| Prompt |
Retype all of the material below line for line without any change. Leave the pictures out.

| Element-and-box listings |
▬▬▬▬▬▬▬▬▬▬
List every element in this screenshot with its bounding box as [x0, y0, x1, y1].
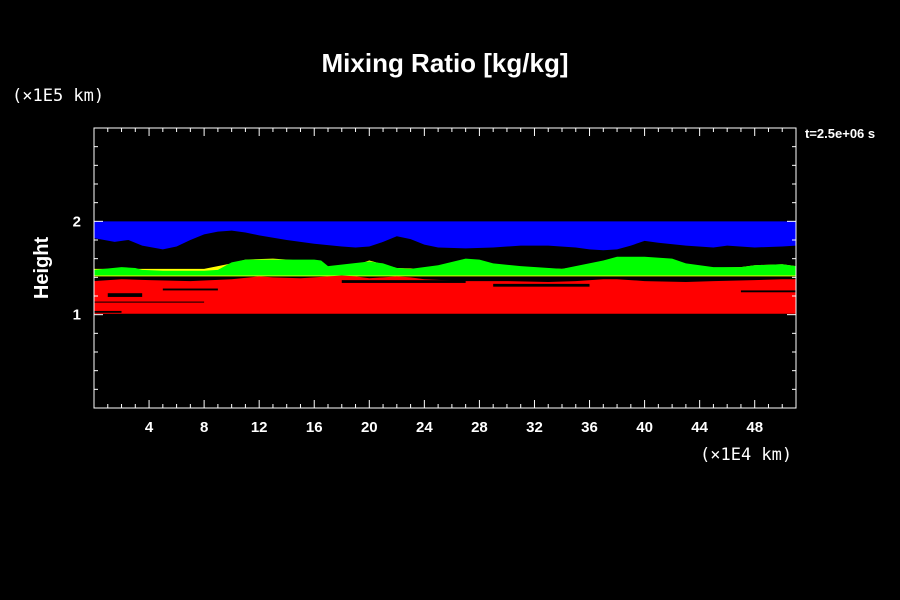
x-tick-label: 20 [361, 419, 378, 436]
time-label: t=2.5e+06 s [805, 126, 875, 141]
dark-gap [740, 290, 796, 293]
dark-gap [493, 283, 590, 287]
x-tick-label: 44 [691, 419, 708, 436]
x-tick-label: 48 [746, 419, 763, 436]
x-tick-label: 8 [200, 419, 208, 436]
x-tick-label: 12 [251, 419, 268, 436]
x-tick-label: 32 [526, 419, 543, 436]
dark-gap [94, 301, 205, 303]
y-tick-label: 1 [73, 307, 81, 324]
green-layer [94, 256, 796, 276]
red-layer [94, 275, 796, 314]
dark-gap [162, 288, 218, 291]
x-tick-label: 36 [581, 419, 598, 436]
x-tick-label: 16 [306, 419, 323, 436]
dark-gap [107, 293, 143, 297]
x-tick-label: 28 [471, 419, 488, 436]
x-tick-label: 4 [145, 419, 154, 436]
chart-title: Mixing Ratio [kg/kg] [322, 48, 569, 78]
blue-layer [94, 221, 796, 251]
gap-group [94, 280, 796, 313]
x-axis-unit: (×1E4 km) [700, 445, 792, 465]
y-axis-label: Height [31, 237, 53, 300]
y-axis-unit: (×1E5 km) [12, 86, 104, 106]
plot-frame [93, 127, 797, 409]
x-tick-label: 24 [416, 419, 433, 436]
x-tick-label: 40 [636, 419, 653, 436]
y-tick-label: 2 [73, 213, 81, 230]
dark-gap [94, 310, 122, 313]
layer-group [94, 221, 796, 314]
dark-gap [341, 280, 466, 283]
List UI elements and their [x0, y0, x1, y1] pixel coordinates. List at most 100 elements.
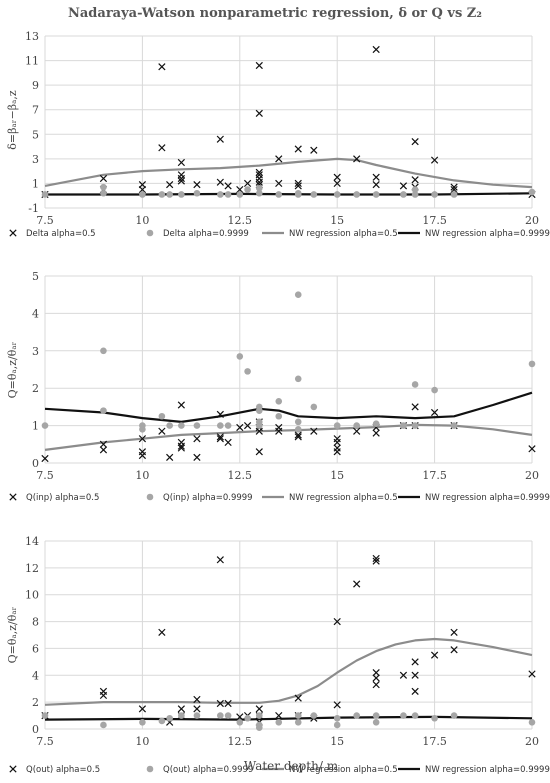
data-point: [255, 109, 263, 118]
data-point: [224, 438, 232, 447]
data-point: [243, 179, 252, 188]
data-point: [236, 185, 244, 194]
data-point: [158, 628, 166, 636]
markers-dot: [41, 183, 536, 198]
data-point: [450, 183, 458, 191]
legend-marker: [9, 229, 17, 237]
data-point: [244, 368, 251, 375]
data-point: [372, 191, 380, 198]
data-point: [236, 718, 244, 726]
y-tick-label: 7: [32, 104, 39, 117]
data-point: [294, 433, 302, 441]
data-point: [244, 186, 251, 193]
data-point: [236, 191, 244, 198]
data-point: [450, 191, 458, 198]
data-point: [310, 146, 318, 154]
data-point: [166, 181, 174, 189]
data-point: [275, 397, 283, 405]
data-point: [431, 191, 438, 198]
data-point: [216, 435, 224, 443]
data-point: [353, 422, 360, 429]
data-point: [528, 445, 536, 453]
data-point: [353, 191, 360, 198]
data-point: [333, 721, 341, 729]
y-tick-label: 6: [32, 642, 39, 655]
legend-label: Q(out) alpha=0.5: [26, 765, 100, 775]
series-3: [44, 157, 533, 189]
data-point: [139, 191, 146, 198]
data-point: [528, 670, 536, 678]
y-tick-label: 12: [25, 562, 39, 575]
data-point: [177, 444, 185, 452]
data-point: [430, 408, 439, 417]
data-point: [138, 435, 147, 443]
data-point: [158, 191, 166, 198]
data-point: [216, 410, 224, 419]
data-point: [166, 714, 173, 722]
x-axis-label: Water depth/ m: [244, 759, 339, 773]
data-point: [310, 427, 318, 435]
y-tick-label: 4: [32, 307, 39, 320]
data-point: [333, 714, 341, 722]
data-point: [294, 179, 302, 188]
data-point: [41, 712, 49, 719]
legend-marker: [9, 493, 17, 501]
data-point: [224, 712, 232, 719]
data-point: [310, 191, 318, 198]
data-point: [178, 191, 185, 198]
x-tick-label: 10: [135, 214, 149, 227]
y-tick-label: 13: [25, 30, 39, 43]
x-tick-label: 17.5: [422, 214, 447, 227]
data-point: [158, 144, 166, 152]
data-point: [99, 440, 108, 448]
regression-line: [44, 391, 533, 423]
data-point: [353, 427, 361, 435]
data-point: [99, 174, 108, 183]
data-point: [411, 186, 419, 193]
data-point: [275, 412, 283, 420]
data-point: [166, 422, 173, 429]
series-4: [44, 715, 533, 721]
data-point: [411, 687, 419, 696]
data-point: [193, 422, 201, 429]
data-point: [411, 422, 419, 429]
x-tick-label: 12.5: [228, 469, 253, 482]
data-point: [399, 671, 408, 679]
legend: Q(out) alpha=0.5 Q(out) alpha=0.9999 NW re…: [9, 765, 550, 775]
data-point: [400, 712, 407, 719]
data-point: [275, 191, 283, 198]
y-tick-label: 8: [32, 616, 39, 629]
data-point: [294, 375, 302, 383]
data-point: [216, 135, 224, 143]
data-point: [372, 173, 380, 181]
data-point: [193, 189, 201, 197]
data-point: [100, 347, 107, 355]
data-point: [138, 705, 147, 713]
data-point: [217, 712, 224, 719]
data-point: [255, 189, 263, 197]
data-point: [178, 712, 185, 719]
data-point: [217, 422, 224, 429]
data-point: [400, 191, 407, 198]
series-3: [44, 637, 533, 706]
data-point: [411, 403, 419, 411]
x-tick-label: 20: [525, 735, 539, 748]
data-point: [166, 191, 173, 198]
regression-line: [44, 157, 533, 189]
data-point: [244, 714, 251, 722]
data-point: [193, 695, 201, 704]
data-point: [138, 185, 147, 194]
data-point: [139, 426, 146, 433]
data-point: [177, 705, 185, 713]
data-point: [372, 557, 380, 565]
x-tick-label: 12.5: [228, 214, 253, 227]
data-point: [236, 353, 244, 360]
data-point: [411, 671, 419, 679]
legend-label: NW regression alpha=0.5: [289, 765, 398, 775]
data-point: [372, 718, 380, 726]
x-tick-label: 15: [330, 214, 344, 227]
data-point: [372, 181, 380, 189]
▬▬▬▬▬▬▬▬▬▬
| Exercise output |
List every element in this screenshot with its bounding box as [x0, y0, x1, y1].
x-tick-label: 20 [361, 419, 378, 436]
time-label: t=2.5e+06 s [805, 126, 875, 141]
dark-gap [740, 290, 796, 293]
dark-gap [493, 283, 590, 287]
x-tick-label: 44 [691, 419, 708, 436]
x-tick-label: 48 [746, 419, 763, 436]
x-tick-label: 8 [200, 419, 208, 436]
x-tick-label: 12 [251, 419, 268, 436]
x-tick-label: 32 [526, 419, 543, 436]
dark-gap [94, 301, 205, 303]
y-tick-label: 1 [73, 307, 81, 324]
green-layer [94, 256, 796, 276]
red-layer [94, 275, 796, 314]
dark-gap [162, 288, 218, 291]
x-tick-label: 36 [581, 419, 598, 436]
x-tick-label: 16 [306, 419, 323, 436]
dark-gap [107, 293, 143, 297]
x-tick-label: 28 [471, 419, 488, 436]
x-tick-label: 4 [145, 419, 154, 436]
chart-title: Mixing Ratio [kg/kg] [322, 48, 569, 78]
blue-layer [94, 221, 796, 251]
gap-group [94, 280, 796, 313]
x-axis-unit: (×1E4 km) [700, 445, 792, 465]
y-axis-label: Height [31, 237, 53, 300]
y-axis-unit: (×1E5 km) [12, 86, 104, 106]
plot-frame [93, 127, 797, 409]
x-tick-label: 24 [416, 419, 433, 436]
x-tick-label: 40 [636, 419, 653, 436]
y-tick-label: 2 [73, 213, 81, 230]
dark-gap [94, 310, 122, 313]
layer-group [94, 221, 796, 314]
dark-gap [341, 280, 466, 283]
List UI elements and their [x0, y0, x1, y1] pixel coordinates. List at most 100 elements.
data-point: [255, 109, 263, 118]
data-point: [224, 438, 232, 447]
data-point: [243, 179, 252, 188]
data-point: [236, 185, 244, 194]
data-point: [158, 628, 166, 636]
markers-dot: [41, 183, 536, 198]
data-point: [450, 183, 458, 191]
legend-marker: [9, 229, 17, 237]
data-point: [244, 368, 251, 375]
data-point: [372, 191, 380, 198]
data-point: [236, 718, 244, 726]
y-tick-label: 7: [32, 104, 39, 117]
data-point: [294, 433, 302, 441]
data-point: [244, 186, 251, 193]
data-point: [236, 191, 244, 198]
data-point: [450, 191, 458, 198]
data-point: [310, 146, 318, 154]
data-point: [166, 181, 174, 189]
data-point: [275, 397, 283, 405]
data-point: [431, 191, 438, 198]
data-point: [216, 435, 224, 443]
data-point: [353, 422, 360, 429]
data-point: [528, 445, 536, 453]
data-point: [353, 191, 360, 198]
data-point: [333, 721, 341, 729]
y-tick-label: 6: [32, 642, 39, 655]
legend-label: Q(out) alpha=0.5: [26, 765, 100, 775]
series-3: [44, 157, 533, 189]
data-point: [139, 191, 146, 198]
data-point: [528, 670, 536, 678]
y-tick-label: 12: [25, 562, 39, 575]
data-point: [177, 444, 185, 452]
data-point: [430, 408, 439, 417]
data-point: [138, 435, 147, 443]
data-point: [158, 191, 166, 198]
data-point: [216, 410, 224, 419]
data-point: [166, 714, 173, 722]
x-axis-label: Water depth/ m: [244, 759, 339, 773]
data-point: [310, 427, 318, 435]
y-tick-label: 4: [32, 307, 39, 320]
data-point: [333, 714, 341, 722]
data-point: [294, 179, 302, 188]
data-point: [41, 712, 49, 719]
legend-marker: [9, 493, 17, 501]
data-point: [224, 712, 232, 719]
data-point: [310, 191, 318, 198]
data-point: [178, 191, 185, 198]
x-tick-label: 10: [135, 214, 149, 227]
y-tick-label: 13: [25, 30, 39, 43]
x-tick-label: 17.5: [422, 214, 447, 227]
data-point: [158, 144, 166, 152]
data-point: [99, 440, 108, 448]
regression-line: [44, 391, 533, 423]
data-point: [353, 427, 361, 435]
data-point: [99, 174, 108, 183]
data-point: [411, 186, 419, 193]
data-point: [275, 412, 283, 420]
data-point: [166, 422, 173, 429]
series-4: [44, 715, 533, 721]
data-point: [411, 687, 419, 696]
data-point: [193, 422, 201, 429]
data-point: [411, 422, 419, 429]
x-tick-label: 12.5: [228, 469, 253, 482]
data-point: [399, 671, 408, 679]
legend: Q(out) alpha=0.5 Q(out) alpha=0.9999 NW re…: [9, 765, 550, 775]
data-point: [400, 712, 407, 719]
data-point: [275, 191, 283, 198]
y-tick-label: 8: [32, 616, 39, 629]
data-point: [294, 375, 302, 383]
data-point: [216, 135, 224, 143]
data-point: [372, 173, 380, 181]
data-point: [193, 189, 201, 197]
data-point: [100, 347, 107, 355]
data-point: [138, 705, 147, 713]
data-point: [217, 712, 224, 719]
data-point: [255, 189, 263, 197]
data-point: [178, 712, 185, 719]
data-point: [217, 422, 224, 429]
data-point: [400, 191, 407, 198]
series-3: [44, 637, 533, 706]
data-point: [411, 403, 419, 411]
x-tick-label: 20: [525, 735, 539, 748]
data-point: [166, 191, 173, 198]
regression-line: [44, 157, 533, 189]
data-point: [244, 714, 251, 722]
data-point: [193, 695, 201, 704]
data-point: [138, 185, 147, 194]
data-point: [139, 426, 146, 433]
data-point: [177, 705, 185, 713]
data-point: [372, 557, 380, 565]
x-tick-label: 12.5: [228, 214, 253, 227]
data-point: [236, 353, 244, 360]
data-point: [411, 671, 419, 679]
legend-label: NW regression alpha=0.5: [289, 765, 398, 775]
data-point: [372, 718, 380, 726]
x-tick-label: 15: [330, 214, 344, 227]
data-point: [372, 181, 380, 189]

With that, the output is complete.